Exercise brief:
Only the pictures are to be left out; set down the rest of the records exactly.

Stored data

## BEGIN

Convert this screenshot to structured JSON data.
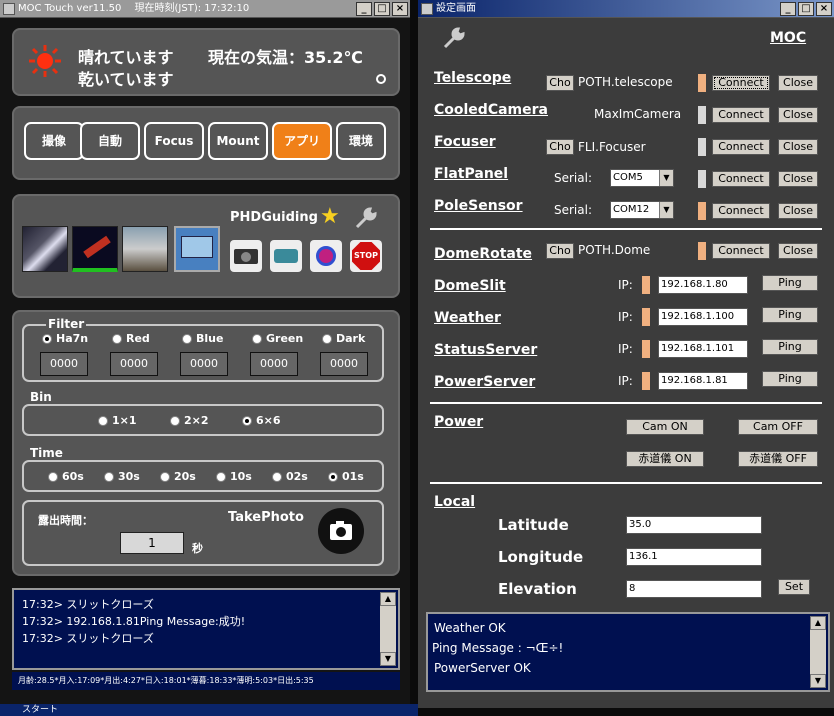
{
  "win1": {
    "title": "MOC Touch ver11.50　 現在時刻(JST):  17:32:10",
    "weather": {
      "line1": "晴れています",
      "line2": "乾いています",
      "temp": "現在の気温：35.2℃"
    },
    "menu": [
      "撮像",
      "自動",
      "Focus",
      "Mount",
      "アプリ",
      "環境"
    ],
    "apps": {
      "label": "PHDGuiding",
      "stop": "STOP"
    },
    "filter": {
      "label": "Filter",
      "options": [
        "Ha7n",
        "Red",
        "Blue",
        "Green",
        "Dark"
      ],
      "values": [
        "0000",
        "0000",
        "0000",
        "0000",
        "0000"
      ]
    },
    "bin": {
      "label": "Bin",
      "options": [
        "1×1",
        "2×2",
        "6×6"
      ]
    },
    "time": {
      "label": "Time",
      "options": [
        "60s",
        "30s",
        "20s",
        "10s",
        "02s",
        "01s"
      ]
    },
    "expose": {
      "label": "露出時間：",
      "take": "TakePhoto",
      "value": "1",
      "unit": "秒"
    },
    "log": [
      "17:32> スリットクローズ",
      "17:32> 192.168.1.81Ping Message:成功!",
      "17:32> スリットクローズ"
    ],
    "status": "月齢:28.5*月入:17:09*月出:4:27*日入:18:01*薄暮:18:33*薄明:5:03*日出:5:35",
    "taskbar": "スタート"
  },
  "win2": {
    "title": "設定画面",
    "brand": "MOC",
    "rows": {
      "telescope": {
        "label": "Telescope",
        "cho": "Cho",
        "driver": "POTH.telescope",
        "connect": "Connect",
        "close": "Close"
      },
      "camera": {
        "label": "CooledCamera",
        "driver": "MaxImCamera",
        "connect": "Connect",
        "close": "Close"
      },
      "focuser": {
        "label": "Focuser",
        "cho": "Cho",
        "driver": "FLI.Focuser",
        "connect": "Connect",
        "close": "Close"
      },
      "flatpanel": {
        "label": "FlatPanel",
        "serial": "Serial:",
        "port": "COM5",
        "connect": "Connect",
        "close": "Close"
      },
      "polesensor": {
        "label": "PoleSensor",
        "serial": "Serial:",
        "port": "COM12",
        "connect": "Connect",
        "close": "Close"
      },
      "domerotate": {
        "label": "DomeRotate",
        "cho": "Cho",
        "driver": "POTH.Dome",
        "connect": "Connect",
        "close": "Close"
      },
      "domeslit": {
        "label": "DomeSlit",
        "ip": "IP:",
        "value": "192.168.1.80",
        "ping": "Ping"
      },
      "weather": {
        "label": "Weather",
        "ip": "IP:",
        "value": "192.168.1.100",
        "ping": "Ping"
      },
      "statusserver": {
        "label": "StatusServer",
        "ip": "IP:",
        "value": "192.168.1.101",
        "ping": "Ping"
      },
      "powerserver": {
        "label": "PowerServer",
        "ip": "IP:",
        "value": "192.168.1.81",
        "ping": "Ping"
      }
    },
    "power": {
      "label": "Power",
      "cam_on": "Cam ON",
      "cam_off": "Cam OFF",
      "eq_on": "赤道儀 ON",
      "eq_off": "赤道儀 OFF"
    },
    "local": {
      "label": "Local",
      "lat_label": "Latitude",
      "lat": "35.0",
      "lon_label": "Longitude",
      "lon": "136.1",
      "elev_label": "Elevation",
      "elev": "8",
      "set": "Set"
    },
    "log": [
      "Weather OK",
      "Ping Message : ¬Œ÷!",
      "PowerServer OK"
    ]
  },
  "colors": {
    "accent": "#f08018",
    "indicator": "#f0b080",
    "log_bg": "#001050"
  }
}
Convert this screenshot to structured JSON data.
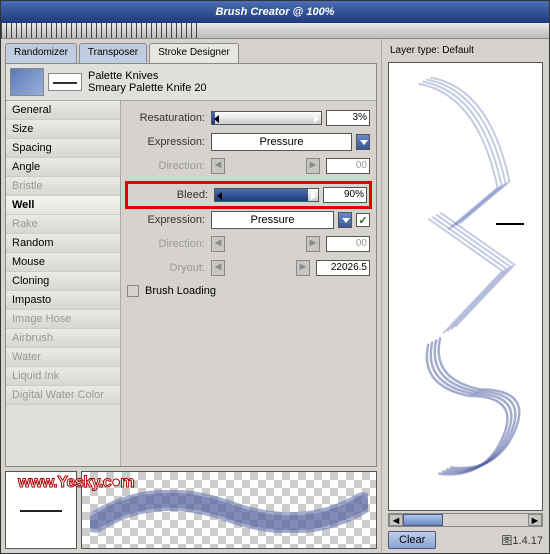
{
  "window": {
    "title": "Brush Creator @ 100%"
  },
  "tabs": {
    "randomizer": "Randomizer",
    "transposer": "Transposer",
    "stroke_designer": "Stroke Designer"
  },
  "brush": {
    "category": "Palette Knives",
    "variant": "Smeary Palette Knife 20"
  },
  "categories": [
    {
      "label": "General",
      "enabled": true
    },
    {
      "label": "Size",
      "enabled": true
    },
    {
      "label": "Spacing",
      "enabled": true
    },
    {
      "label": "Angle",
      "enabled": true
    },
    {
      "label": "Bristle",
      "enabled": false
    },
    {
      "label": "Well",
      "enabled": true,
      "selected": true
    },
    {
      "label": "Rake",
      "enabled": false
    },
    {
      "label": "Random",
      "enabled": true
    },
    {
      "label": "Mouse",
      "enabled": true
    },
    {
      "label": "Cloning",
      "enabled": true
    },
    {
      "label": "Impasto",
      "enabled": true
    },
    {
      "label": "Image Hose",
      "enabled": false
    },
    {
      "label": "Airbrush",
      "enabled": false
    },
    {
      "label": "Water",
      "enabled": false
    },
    {
      "label": "Liquid Ink",
      "enabled": false
    },
    {
      "label": "Digital Water Color",
      "enabled": false
    }
  ],
  "settings": {
    "resaturation_label": "Resaturation:",
    "resaturation_value": "3%",
    "resaturation_fill": "3%",
    "expression1_label": "Expression:",
    "expression1_value": "Pressure",
    "direction1_label": "Direction:",
    "direction1_value": "00",
    "bleed_label": "Bleed:",
    "bleed_value": "90%",
    "bleed_fill": "90%",
    "expression2_label": "Expression:",
    "expression2_value": "Pressure",
    "expression2_checked": "✓",
    "direction2_label": "Direction:",
    "direction2_value": "00",
    "dryout_label": "Dryout:",
    "dryout_value": "22026.5",
    "brush_loading_label": "Brush Loading"
  },
  "right": {
    "layer_type": "Layer type: Default",
    "clear": "Clear",
    "figure": "图1.4.17"
  },
  "watermark": "www.Yesky.c●m"
}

## END

Solution to the problem:
Convert this screenshot to structured JSON data.
{
  "win1": {
    "title": "MOC Touch ver11.50　 現在時刻(JST):  17:32:10",
    "weather": {
      "line1": "晴れています",
      "line2": "乾いています",
      "temp": "現在の気温：35.2℃"
    },
    "menu": [
      "撮像",
      "自動",
      "Focus",
      "Mount",
      "アプリ",
      "環境"
    ],
    "apps": {
      "label": "PHDGuiding",
      "stop": "STOP"
    },
    "filter": {
      "label": "Filter",
      "options": [
        "Ha7n",
        "Red",
        "Blue",
        "Green",
        "Dark"
      ],
      "values": [
        "0000",
        "0000",
        "0000",
        "0000",
        "0000"
      ]
    },
    "bin": {
      "label": "Bin",
      "options": [
        "1×1",
        "2×2",
        "6×6"
      ]
    },
    "time": {
      "label": "Time",
      "options": [
        "60s",
        "30s",
        "20s",
        "10s",
        "02s",
        "01s"
      ]
    },
    "expose": {
      "label": "露出時間：",
      "take": "TakePhoto",
      "value": "1",
      "unit": "秒"
    },
    "log": [
      "17:32> スリットクローズ",
      "17:32> 192.168.1.81Ping Message:成功!",
      "17:32> スリットクローズ"
    ],
    "status": "月齢:28.5*月入:17:09*月出:4:27*日入:18:01*薄暮:18:33*薄明:5:03*日出:5:35",
    "taskbar": "スタート"
  },
  "win2": {
    "title": "設定画面",
    "brand": "MOC",
    "rows": {
      "telescope": {
        "label": "Telescope",
        "cho": "Cho",
        "driver": "POTH.telescope",
        "connect": "Connect",
        "close": "Close"
      },
      "camera": {
        "label": "CooledCamera",
        "driver": "MaxImCamera",
        "connect": "Connect",
        "close": "Close"
      },
      "focuser": {
        "label": "Focuser",
        "cho": "Cho",
        "driver": "FLI.Focuser",
        "connect": "Connect",
        "close": "Close"
      },
      "flatpanel": {
        "label": "FlatPanel",
        "serial": "Serial:",
        "port": "COM5",
        "connect": "Connect",
        "close": "Close"
      },
      "polesensor": {
        "label": "PoleSensor",
        "serial": "Serial:",
        "port": "COM12",
        "connect": "Connect",
        "close": "Close"
      },
      "domerotate": {
        "label": "DomeRotate",
        "cho": "Cho",
        "driver": "POTH.Dome",
        "connect": "Connect",
        "close": "Close"
      },
      "domeslit": {
        "label": "DomeSlit",
        "ip": "IP:",
        "value": "192.168.1.80",
        "ping": "Ping"
      },
      "weather": {
        "label": "Weather",
        "ip": "IP:",
        "value": "192.168.1.100",
        "ping": "Ping"
      },
      "statusserver": {
        "label": "StatusServer",
        "ip": "IP:",
        "value": "192.168.1.101",
        "ping": "Ping"
      },
      "powerserver": {
        "label": "PowerServer",
        "ip": "IP:",
        "value": "192.168.1.81",
        "ping": "Ping"
      }
    },
    "power": {
      "label": "Power",
      "cam_on": "Cam ON",
      "cam_off": "Cam OFF",
      "eq_on": "赤道儀 ON",
      "eq_off": "赤道儀 OFF"
    },
    "local": {
      "label": "Local",
      "lat_label": "Latitude",
      "lat": "35.0",
      "lon_label": "Longitude",
      "lon": "136.1",
      "elev_label": "Elevation",
      "elev": "8",
      "set": "Set"
    },
    "log": [
      "Weather OK",
      "Ping Message : ¬Œ÷!",
      "PowerServer OK"
    ]
  },
  "colors": {
    "accent": "#f08018",
    "indicator": "#f0b080",
    "log_bg": "#001050"
  }
}
Convert this screenshot to structured JSON data.
{
  "window": {
    "title": "Brush Creator @ 100%"
  },
  "tabs": {
    "randomizer": "Randomizer",
    "transposer": "Transposer",
    "stroke_designer": "Stroke Designer"
  },
  "brush": {
    "category": "Palette Knives",
    "variant": "Smeary Palette Knife 20"
  },
  "categories": [
    {
      "label": "General",
      "enabled": true
    },
    {
      "label": "Size",
      "enabled": true
    },
    {
      "label": "Spacing",
      "enabled": true
    },
    {
      "label": "Angle",
      "enabled": true
    },
    {
      "label": "Bristle",
      "enabled": false
    },
    {
      "label": "Well",
      "enabled": true,
      "selected": true
    },
    {
      "label": "Rake",
      "enabled": false
    },
    {
      "label": "Random",
      "enabled": true
    },
    {
      "label": "Mouse",
      "enabled": true
    },
    {
      "label": "Cloning",
      "enabled": true
    },
    {
      "label": "Impasto",
      "enabled": true
    },
    {
      "label": "Image Hose",
      "enabled": false
    },
    {
      "label": "Airbrush",
      "enabled": false
    },
    {
      "label": "Water",
      "enabled": false
    },
    {
      "label": "Liquid Ink",
      "enabled": false
    },
    {
      "label": "Digital Water Color",
      "enabled": false
    }
  ],
  "settings": {
    "resaturation_label": "Resaturation:",
    "resaturation_value": "3%",
    "resaturation_fill": "3%",
    "expression1_label": "Expression:",
    "expression1_value": "Pressure",
    "direction1_label": "Direction:",
    "direction1_value": "00",
    "bleed_label": "Bleed:",
    "bleed_value": "90%",
    "bleed_fill": "90%",
    "expression2_label": "Expression:",
    "expression2_value": "Pressure",
    "expression2_checked": "✓",
    "direction2_label": "Direction:",
    "direction2_value": "00",
    "dryout_label": "Dryout:",
    "dryout_value": "22026.5",
    "brush_loading_label": "Brush Loading"
  },
  "right": {
    "layer_type": "Layer type: Default",
    "clear": "Clear",
    "figure": "图1.4.17"
  },
  "watermark": "www.Yesky.c●m"
}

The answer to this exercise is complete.